EXERCISE BRIEF:
Pick out the lines below that include the string "ylabel".
**** RECORDS TO USE
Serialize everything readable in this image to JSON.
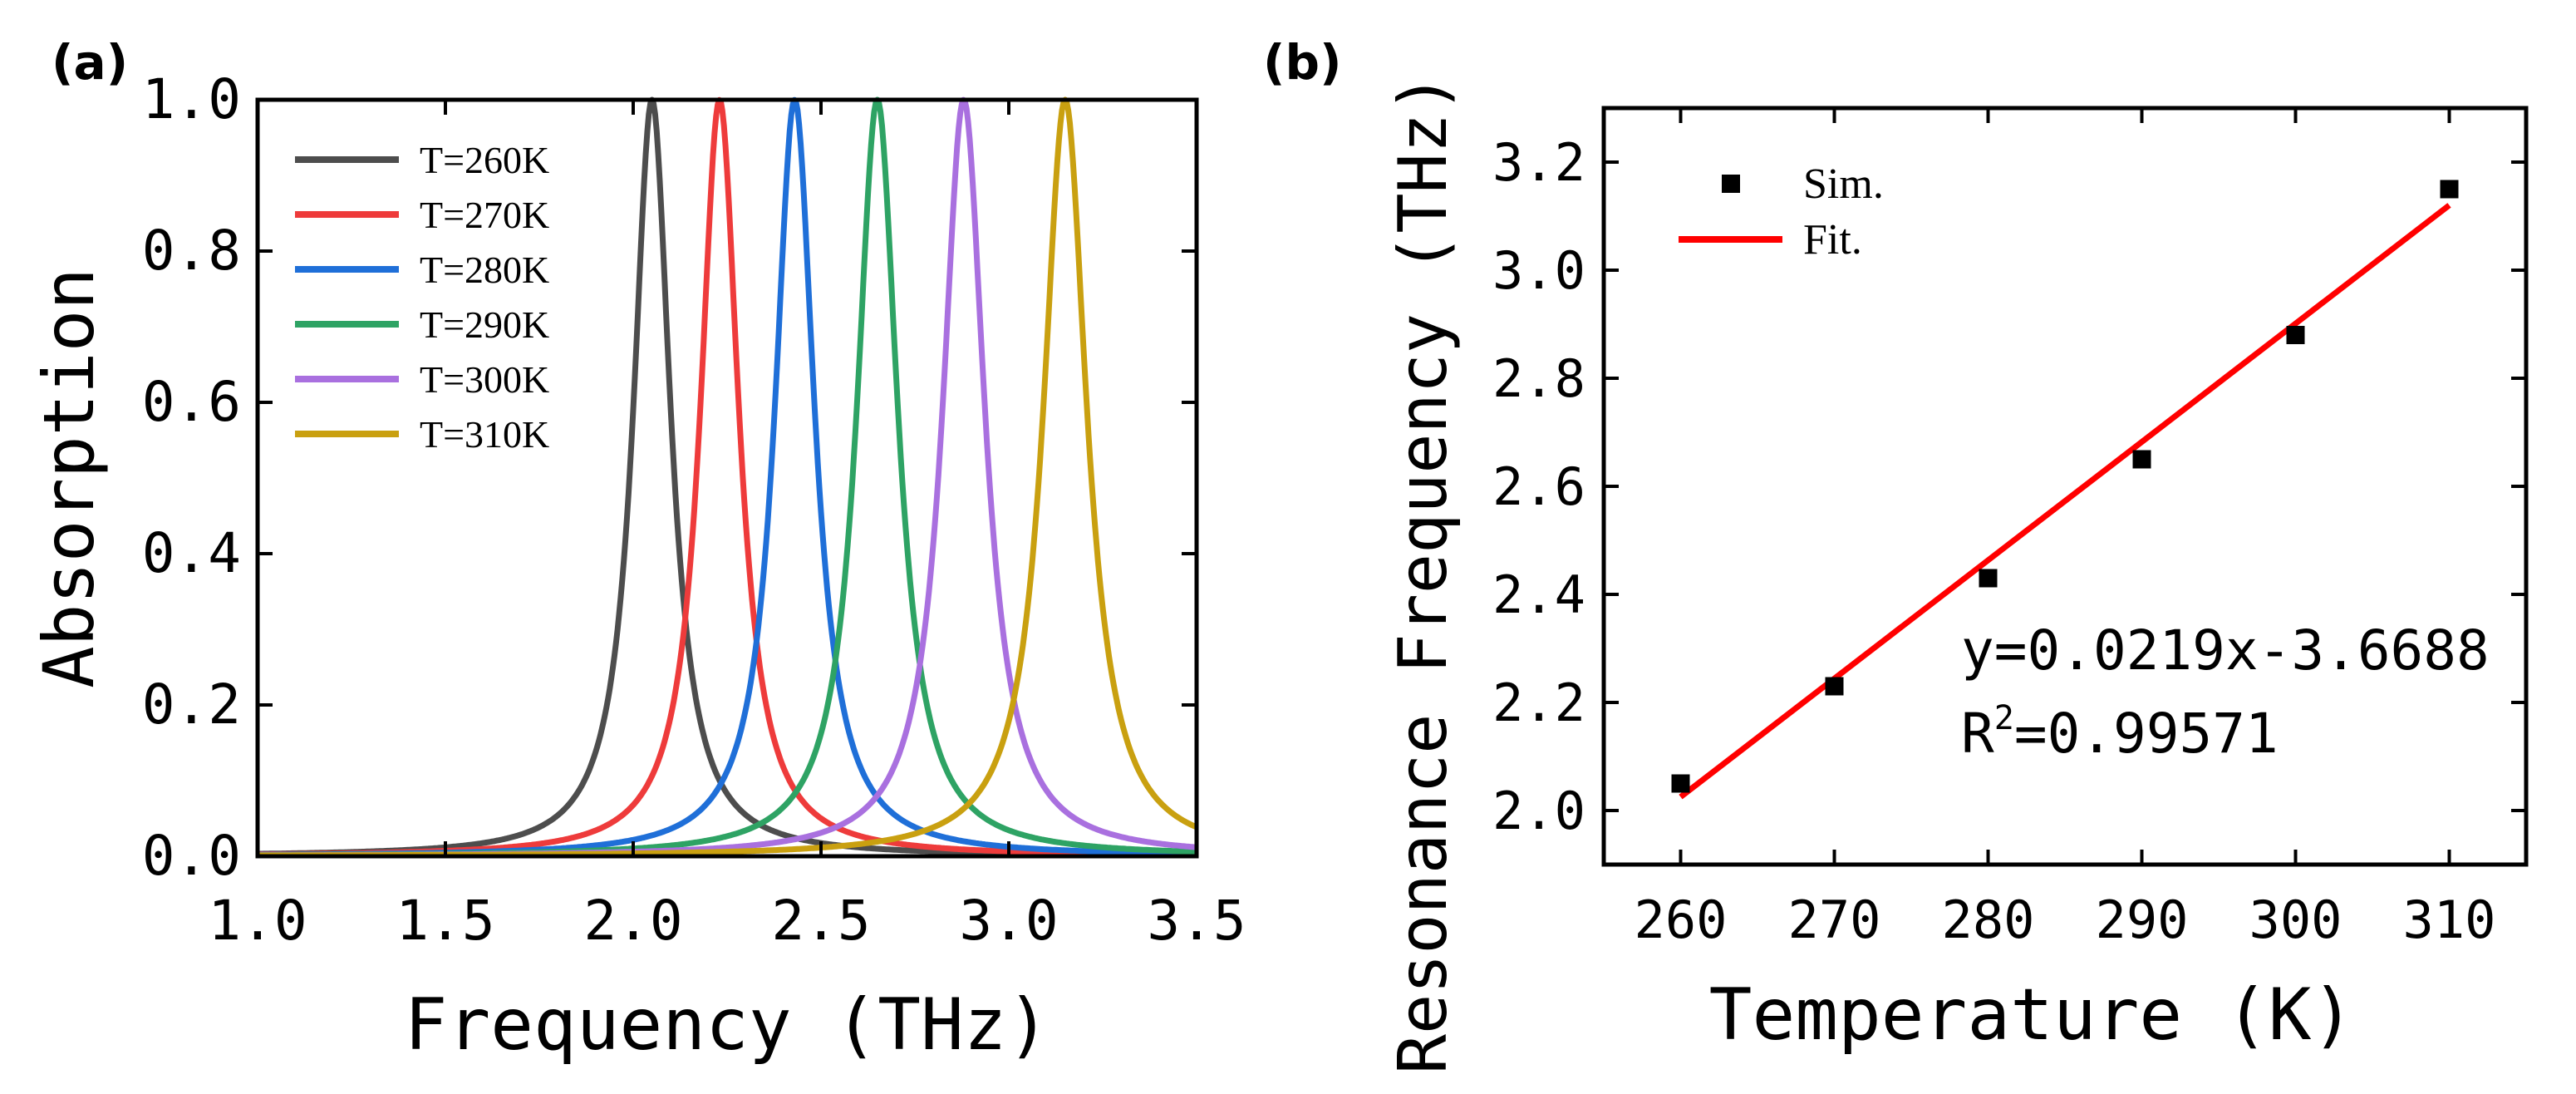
{
  "chart_data": [
    {
      "type": "line",
      "panel_label": "(a)",
      "xlabel": "Frequency (THz)",
      "ylabel": "Absorption",
      "xlim": [
        1.0,
        3.5
      ],
      "ylim": [
        0.0,
        1.0
      ],
      "xticks": [
        "1.0",
        "1.5",
        "2.0",
        "2.5",
        "3.0",
        "3.5"
      ],
      "yticks": [
        "0.0",
        "0.2",
        "0.4",
        "0.6",
        "0.8",
        "1.0"
      ],
      "legend_position": "top-left",
      "line_shape": "lorentzian",
      "series": [
        {
          "name": "T=260K",
          "color": "#4d4d4d",
          "peak_x": 2.05,
          "peak_y": 1.0,
          "half_width": 0.06
        },
        {
          "name": "T=270K",
          "color": "#ee3b3b",
          "peak_x": 2.23,
          "peak_y": 1.0,
          "half_width": 0.062
        },
        {
          "name": "T=280K",
          "color": "#1f6fd8",
          "peak_x": 2.43,
          "peak_y": 1.0,
          "half_width": 0.064
        },
        {
          "name": "T=290K",
          "color": "#2ea364",
          "peak_x": 2.65,
          "peak_y": 1.0,
          "half_width": 0.066
        },
        {
          "name": "T=300K",
          "color": "#a970df",
          "peak_x": 2.88,
          "peak_y": 1.0,
          "half_width": 0.068
        },
        {
          "name": "T=310K",
          "color": "#c9a010",
          "peak_x": 3.15,
          "peak_y": 1.0,
          "half_width": 0.07
        }
      ]
    },
    {
      "type": "scatter",
      "panel_label": "(b)",
      "xlabel": "Temperature (K)",
      "ylabel": "Resonance Frequency (THz)",
      "xlim": [
        255,
        315
      ],
      "ylim": [
        1.9,
        3.3
      ],
      "xticks": [
        "260",
        "270",
        "280",
        "290",
        "300",
        "310"
      ],
      "yticks": [
        "2.0",
        "2.2",
        "2.4",
        "2.6",
        "2.8",
        "3.0",
        "3.2"
      ],
      "legend_position": "top-left",
      "series": [
        {
          "name": "Sim.",
          "kind": "points",
          "color": "#000000",
          "x": [
            260,
            270,
            280,
            290,
            300,
            310
          ],
          "y": [
            2.05,
            2.23,
            2.43,
            2.65,
            2.88,
            3.15
          ]
        },
        {
          "name": "Fit.",
          "kind": "line",
          "color": "#ff0000",
          "x": [
            260,
            310
          ],
          "y": [
            2.0252,
            3.1202
          ]
        }
      ],
      "annotations": {
        "equation": "y=0.0219x-3.6688",
        "r2_prefix": "R",
        "r2_sup": "2",
        "r2_value": "=0.99571"
      }
    }
  ]
}
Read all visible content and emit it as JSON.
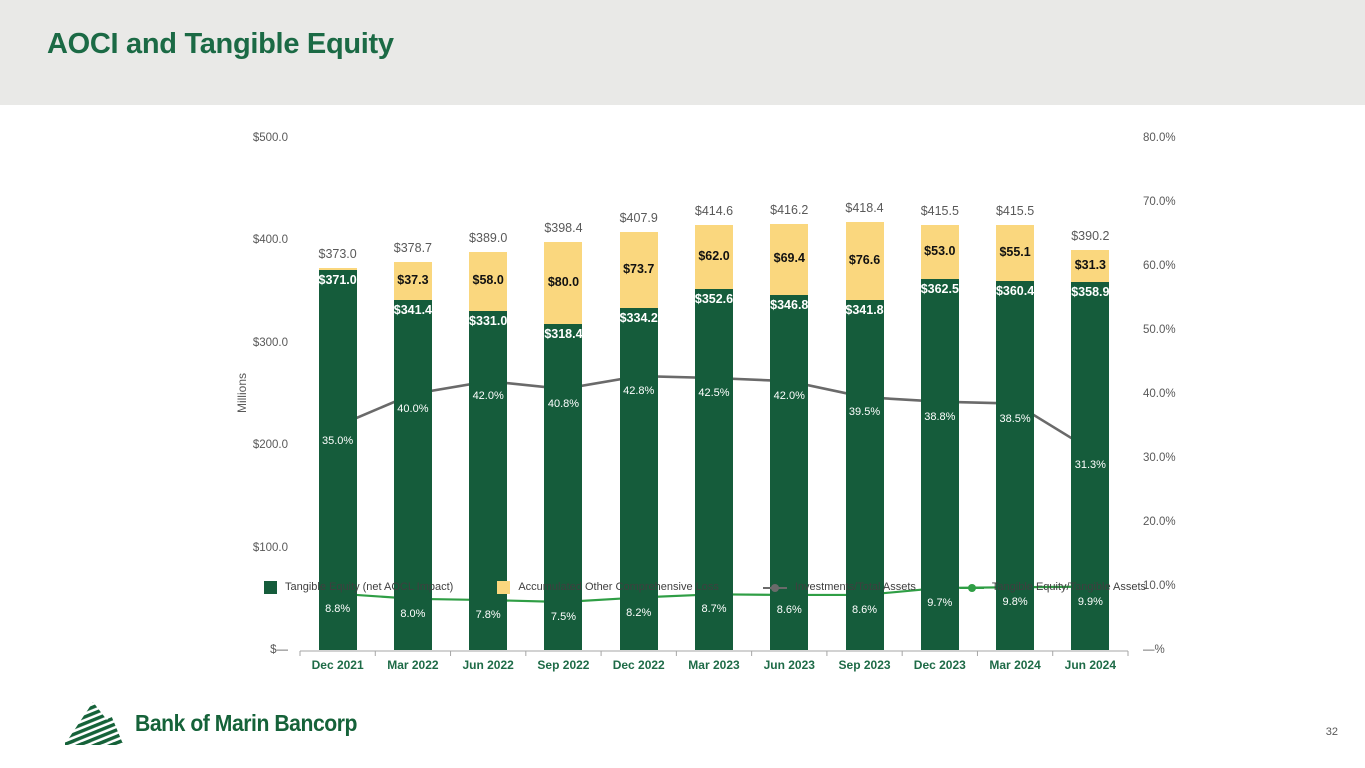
{
  "header": {
    "title": "AOCI and Tangible Equity"
  },
  "footer": {
    "logo_text": "Bank of Marin Bancorp",
    "page_number": "32"
  },
  "colors": {
    "title_green": "#1B6A45",
    "bar_green": "#155C3B",
    "bar_yellow": "#FAD77E",
    "line_gray": "#6A6A6A",
    "line_green": "#2F9E45",
    "axis_text": "#595959",
    "x_label_green": "#1E6B47",
    "header_bg": "#E9E9E7",
    "axis_line": "#A6A6A6"
  },
  "chart_data": {
    "type": "combo-stacked-bar-with-lines",
    "categories": [
      "Dec 2021",
      "Mar 2022",
      "Jun 2022",
      "Sep 2022",
      "Dec 2022",
      "Mar 2023",
      "Jun 2023",
      "Sep 2023",
      "Dec 2023",
      "Mar 2024",
      "Jun 2024"
    ],
    "series": [
      {
        "name": "Tangible Equity (net AOCL Impact)",
        "type": "bar",
        "axis": "left",
        "color": "#155C3B",
        "values": [
          371.0,
          341.4,
          331.0,
          318.4,
          334.2,
          352.6,
          346.8,
          341.8,
          362.5,
          360.4,
          358.9
        ],
        "labels": [
          "$371.0",
          "$341.4",
          "$331.0",
          "$318.4",
          "$334.2",
          "$352.6",
          "$346.8",
          "$341.8",
          "$362.5",
          "$360.4",
          "$358.9"
        ],
        "label_color": "#ffffff"
      },
      {
        "name": "Accumulated Other Comprehensive Loss",
        "type": "bar",
        "axis": "left",
        "color": "#FAD77E",
        "values": [
          2.0,
          37.3,
          58.0,
          80.0,
          73.7,
          62.0,
          69.4,
          76.6,
          53.0,
          55.1,
          31.3
        ],
        "labels": [
          null,
          "$37.3",
          "$58.0",
          "$80.0",
          "$73.7",
          "$62.0",
          "$69.4",
          "$76.6",
          "$53.0",
          "$55.1",
          "$31.3"
        ],
        "label_color": "#111111"
      },
      {
        "name": "Investments/Total Assets",
        "type": "line",
        "axis": "right",
        "color": "#6A6A6A",
        "values": [
          35.0,
          40.0,
          42.0,
          40.8,
          42.8,
          42.5,
          42.0,
          39.5,
          38.8,
          38.5,
          31.3
        ],
        "labels": [
          "35.0%",
          "40.0%",
          "42.0%",
          "40.8%",
          "42.8%",
          "42.5%",
          "42.0%",
          "39.5%",
          "38.8%",
          "38.5%",
          "31.3%"
        ]
      },
      {
        "name": "Tangible Equity/Tangible Assets",
        "type": "line",
        "axis": "right",
        "color": "#2F9E45",
        "values": [
          8.8,
          8.0,
          7.8,
          7.5,
          8.2,
          8.7,
          8.6,
          8.6,
          9.7,
          9.8,
          9.9
        ],
        "labels": [
          "8.8%",
          "8.0%",
          "7.8%",
          "7.5%",
          "8.2%",
          "8.7%",
          "8.6%",
          "8.6%",
          "9.7%",
          "9.8%",
          "9.9%"
        ]
      }
    ],
    "bar_totals": [
      373.0,
      378.7,
      389.0,
      398.4,
      407.9,
      414.6,
      416.2,
      418.4,
      415.5,
      415.5,
      390.2
    ],
    "bar_total_labels": [
      "$373.0",
      "$378.7",
      "$389.0",
      "$398.4",
      "$407.9",
      "$414.6",
      "$416.2",
      "$418.4",
      "$415.5",
      "$415.5",
      "$390.2"
    ],
    "left_axis": {
      "title": "Millions",
      "ticks": [
        "$500.0",
        "$400.0",
        "$300.0",
        "$200.0",
        "$100.0",
        "$—"
      ],
      "tick_values": [
        500,
        400,
        300,
        200,
        100,
        0
      ],
      "range": [
        0,
        500
      ]
    },
    "right_axis": {
      "ticks": [
        "80.0%",
        "70.0%",
        "60.0%",
        "50.0%",
        "40.0%",
        "30.0%",
        "20.0%",
        "10.0%",
        "—%"
      ],
      "tick_values": [
        80,
        70,
        60,
        50,
        40,
        30,
        20,
        10,
        0
      ],
      "range": [
        0,
        80
      ]
    },
    "legend": [
      {
        "label": "Tangible Equity (net AOCL Impact)",
        "swatch": "square",
        "color": "#155C3B"
      },
      {
        "label": "Accumulated Other Comprehensive Loss",
        "swatch": "square",
        "color": "#FAD77E"
      },
      {
        "label": "Investments/Total Assets",
        "swatch": "line",
        "color": "#6A6A6A"
      },
      {
        "label": "Tangible Equity/Tangible Assets",
        "swatch": "line",
        "color": "#2F9E45"
      }
    ],
    "grid": false,
    "legend_position": "bottom"
  }
}
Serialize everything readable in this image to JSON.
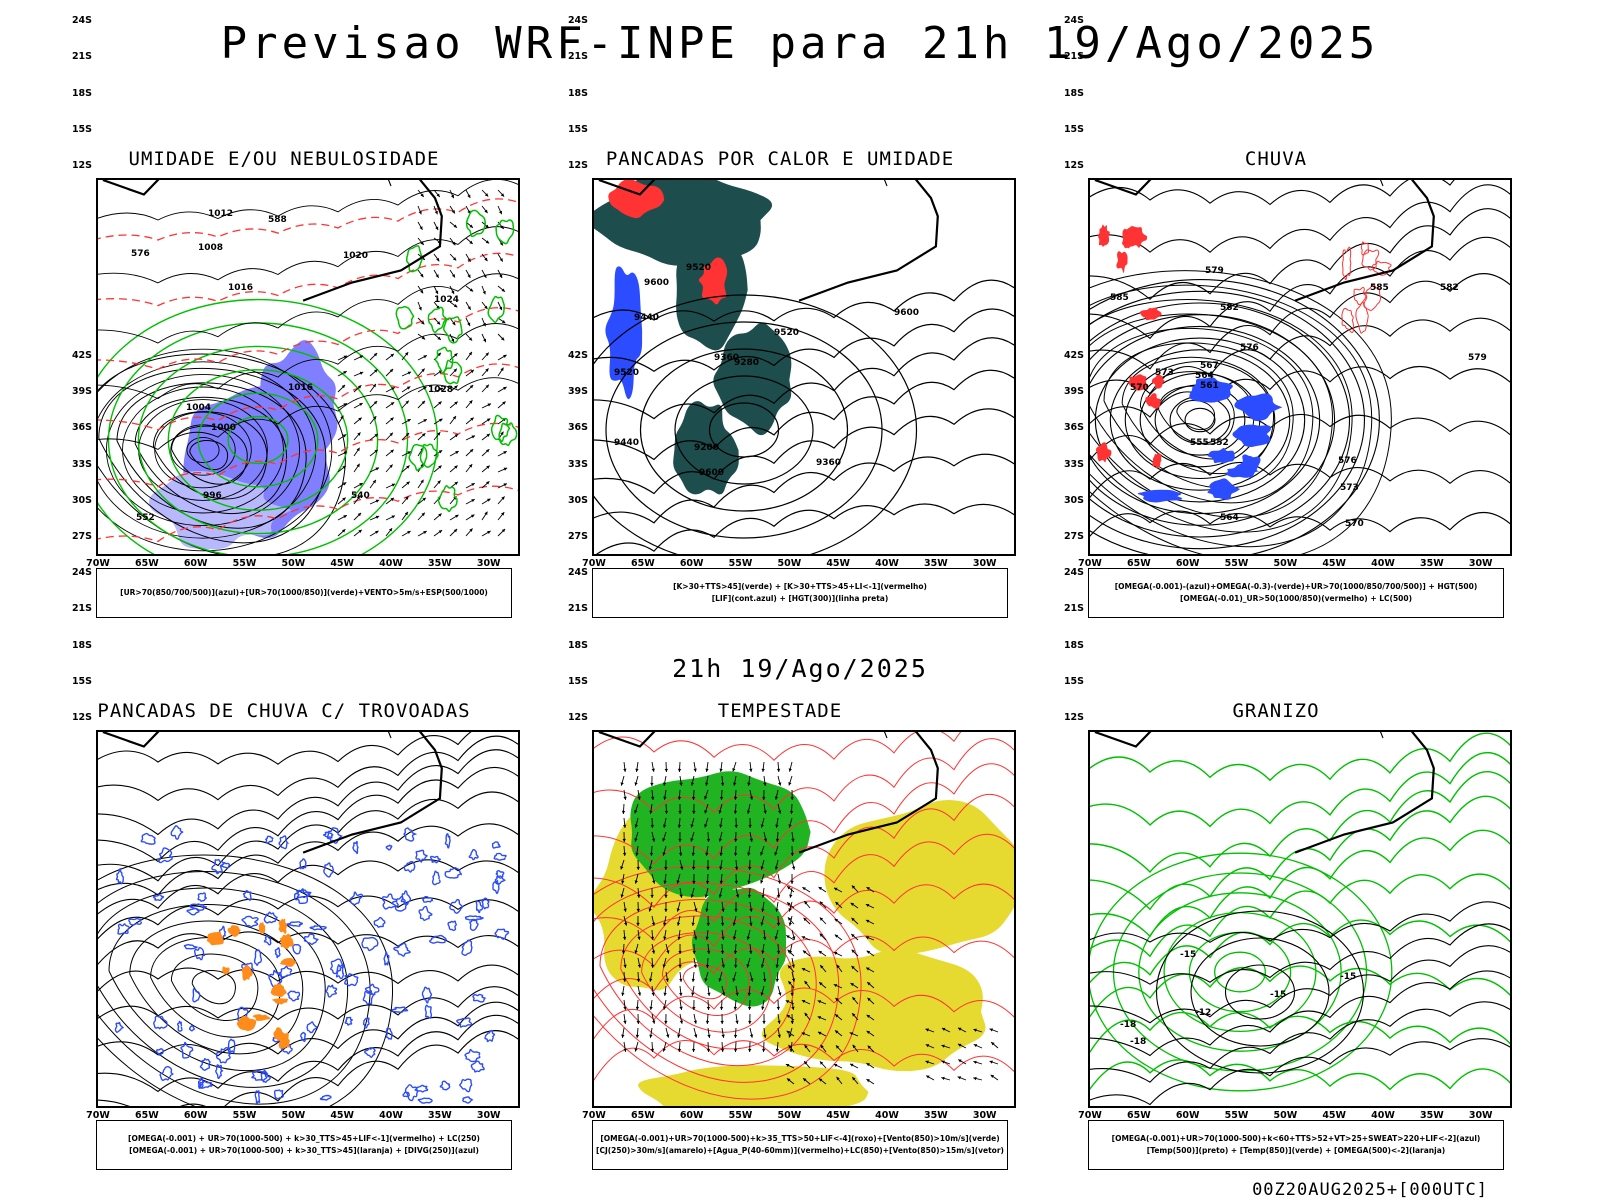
{
  "title": "Previsao WRF-INPE  para 21h 19/Ago/2025",
  "subtitle": "21h 19/Ago/2025",
  "footer": "00Z20AUG2025+[000UTC]",
  "lat_ticks": [
    "12S",
    "15S",
    "18S",
    "21S",
    "24S",
    "27S",
    "30S",
    "33S",
    "36S",
    "39S",
    "42S"
  ],
  "lon_ticks": [
    "70W",
    "65W",
    "60W",
    "55W",
    "50W",
    "45W",
    "40W",
    "35W",
    "30W"
  ],
  "colors": {
    "humidity_blue": "#7f7fff",
    "humidity_green": "#00c000",
    "red": "#ff3333",
    "dark_teal": "#1e4d4d",
    "omega_blue": "#2b4cff",
    "orange": "#ff8c1a",
    "yellow": "#e6d930",
    "green_fill": "#22b322"
  },
  "panels": [
    {
      "title": "UMIDADE E/OU NEBULOSIDADE",
      "legend": [
        "[UR>70(850/700/500)](azul)+[UR>70(1000/850)](verde)+VENTO>5m/s+ESP(500/1000)"
      ],
      "contour_labels": [
        "1012",
        "1016",
        "1008",
        "1004",
        "1000",
        "996",
        "1020",
        "1024",
        "1028",
        "1016",
        "588",
        "576",
        "552",
        "540"
      ]
    },
    {
      "title": "PANCADAS POR CALOR E UMIDADE",
      "legend": [
        "[K>30+TTS>45](verde) + [K>30+TTS>45+LI<-1](vermelho)",
        "[LIF](cont.azul) + [HGT(300)](linha preta)"
      ],
      "contour_labels": [
        "9600",
        "9520",
        "9440",
        "9360",
        "9280",
        "9200",
        "9600",
        "9520",
        "9440",
        "9360",
        "9520",
        "9600"
      ]
    },
    {
      "title": "CHUVA",
      "legend": [
        "[OMEGA(-0.001)-(azul)+OMEGA(-0.3)-(verde)+UR>70(1000/850/700/500)] + HGT(500)",
        "[OMEGA(-0.01)_UR>50(1000/850)(vermelho) + LC(500)"
      ],
      "contour_labels": [
        "585",
        "582",
        "579",
        "576",
        "573",
        "570",
        "567",
        "564",
        "561",
        "555",
        "552",
        "564",
        "585",
        "582",
        "579",
        "576",
        "573",
        "570"
      ]
    },
    {
      "title": "PANCADAS DE CHUVA C/ TROVOADAS",
      "legend": [
        "[OMEGA(-0.001) + UR>70(1000-500) + k>30_TTS>45+LIF<-1](vermelho) + LC(250)",
        "[OMEGA(-0.001) + UR>70(1000-500) + k>30_TTS>45](laranja) + [DIVG(250)](azul)"
      ],
      "contour_labels": []
    },
    {
      "title": "TEMPESTADE",
      "legend": [
        "[OMEGA(-0.001)+UR>70(1000-500)+k>35_TTS>50+LIF<-4](roxo)+[Vento(850)>10m/s](verde)",
        "[CJ(250)>30m/s](amarelo)+[Agua_P(40-60mm)](vermelho)+LC(850)+[Vento(850)>15m/s](vetor)"
      ],
      "contour_labels": []
    },
    {
      "title": "GRANIZO",
      "legend": [
        "[OMEGA(-0.001)+UR>70(1000-500)+k<60+TTS>52+VT>25+SWEAT>220+LIF<-2](azul)",
        "[Temp(500)](preto) + [Temp(850)](verde) + [OMEGA(500)<-2](laranja)"
      ],
      "contour_labels": [
        "-15",
        "-15",
        "-18",
        "-12",
        "-15",
        "-18"
      ]
    }
  ]
}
********
CORRECT RESULT:
      "ylabel": "Absorption",
      "ylabel": "Resonance Frequency (THz)",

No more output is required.